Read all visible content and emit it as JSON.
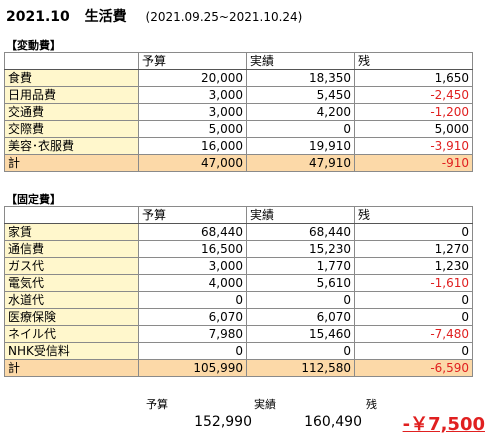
{
  "title": {
    "month": "2021.10",
    "label": "生活費",
    "period": "(2021.09.25~2021.10.24)"
  },
  "variable": {
    "section_label": "【変動費】",
    "headers": [
      "予算",
      "実績",
      "残"
    ],
    "rows": [
      {
        "cat": "食費",
        "budget": "20,000",
        "actual": "18,350",
        "rest": "1,650",
        "neg": false
      },
      {
        "cat": "日用品費",
        "budget": "3,000",
        "actual": "5,450",
        "rest": "-2,450",
        "neg": true
      },
      {
        "cat": "交通費",
        "budget": "3,000",
        "actual": "4,200",
        "rest": "-1,200",
        "neg": true
      },
      {
        "cat": "交際費",
        "budget": "5,000",
        "actual": "0",
        "rest": "5,000",
        "neg": false
      },
      {
        "cat": "美容･衣服費",
        "budget": "16,000",
        "actual": "19,910",
        "rest": "-3,910",
        "neg": true
      }
    ],
    "total": {
      "cat": "計",
      "budget": "47,000",
      "actual": "47,910",
      "rest": "-910",
      "neg": true
    }
  },
  "fixed": {
    "section_label": "【固定費】",
    "headers": [
      "予算",
      "実績",
      "残"
    ],
    "rows": [
      {
        "cat": "家賃",
        "budget": "68,440",
        "actual": "68,440",
        "rest": "0",
        "neg": false
      },
      {
        "cat": "通信費",
        "budget": "16,500",
        "actual": "15,230",
        "rest": "1,270",
        "neg": false
      },
      {
        "cat": "ガス代",
        "budget": "3,000",
        "actual": "1,770",
        "rest": "1,230",
        "neg": false
      },
      {
        "cat": "電気代",
        "budget": "4,000",
        "actual": "5,610",
        "rest": "-1,610",
        "neg": true
      },
      {
        "cat": "水道代",
        "budget": "0",
        "actual": "0",
        "rest": "0",
        "neg": false
      },
      {
        "cat": "医療保険",
        "budget": "6,070",
        "actual": "6,070",
        "rest": "0",
        "neg": false
      },
      {
        "cat": "ネイル代",
        "budget": "7,980",
        "actual": "15,460",
        "rest": "-7,480",
        "neg": true
      },
      {
        "cat": "NHK受信料",
        "budget": "0",
        "actual": "0",
        "rest": "0",
        "neg": false
      }
    ],
    "total": {
      "cat": "計",
      "budget": "105,990",
      "actual": "112,580",
      "rest": "-6,590",
      "neg": true
    }
  },
  "summary": {
    "budget_label": "予算",
    "actual_label": "実績",
    "rest_label": "残",
    "budget": "152,990",
    "actual": "160,490",
    "rest": "-￥7,500"
  },
  "colors": {
    "category_bg": "#fff7cc",
    "total_bg": "#fcd9a8",
    "negative": "#e02020"
  }
}
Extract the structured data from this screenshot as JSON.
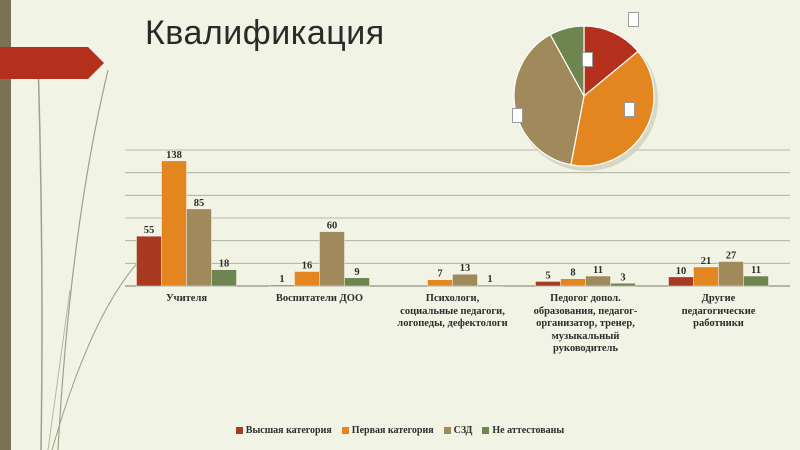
{
  "title": "Квалификация",
  "colors": {
    "background": "#f1f3e5",
    "accent_red": "#b5301c",
    "vertical_bar": "#7a7353"
  },
  "chart_data": [
    {
      "type": "bar",
      "categories": [
        "Учителя",
        "Воспитатели ДОО",
        "Психологи, социальные педагоги, логопеды, дефектологи",
        "Педогог допол. образования, педагог-организатор, тренер, музыкальный руководитель",
        "Другие педагогические работники"
      ],
      "category_lines": [
        [
          "Учителя"
        ],
        [
          "Воспитатели ДОО"
        ],
        [
          "Психологи,",
          "социальные педагоги,",
          "логопеды, дефектологи"
        ],
        [
          "Педогог допол.",
          "образования, педагог-",
          "организатор, тренер,",
          "музыкальный",
          "руководитель"
        ],
        [
          "Другие",
          "педагогические",
          "работники"
        ]
      ],
      "series": [
        {
          "name": "Высшая категория",
          "color": "#a83a22",
          "values": [
            55,
            1,
            0,
            5,
            10
          ],
          "labels": [
            "55",
            "1",
            "",
            "5",
            "10"
          ]
        },
        {
          "name": "Первая категория",
          "color": "#e3861f",
          "values": [
            138,
            16,
            7,
            8,
            21
          ],
          "labels": [
            "138",
            "16",
            "7",
            "8",
            "21"
          ]
        },
        {
          "name": "СЗД",
          "color": "#a0895b",
          "values": [
            85,
            60,
            13,
            11,
            27
          ],
          "labels": [
            "85",
            "60",
            "13",
            "11",
            "27"
          ]
        },
        {
          "name": "Не аттестованы",
          "color": "#6e8550",
          "values": [
            18,
            9,
            1,
            3,
            11
          ],
          "labels": [
            "18",
            "9",
            "1",
            "3",
            "11"
          ]
        }
      ],
      "ylim": [
        0,
        150
      ],
      "grid": true,
      "legend_position": "bottom"
    },
    {
      "type": "pie",
      "slices": [
        {
          "value": 14,
          "color": "#b5301c"
        },
        {
          "value": 39,
          "color": "#e3861f"
        },
        {
          "value": 39,
          "color": "#a0895b"
        },
        {
          "value": 8,
          "color": "#6e8550"
        }
      ]
    }
  ]
}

→ YOUR TASK: Find the word "педагогические" in the data and show each line that holds it.

→ WORKED ANSWER:
        "Другие педагогические работники"
          "педагогические",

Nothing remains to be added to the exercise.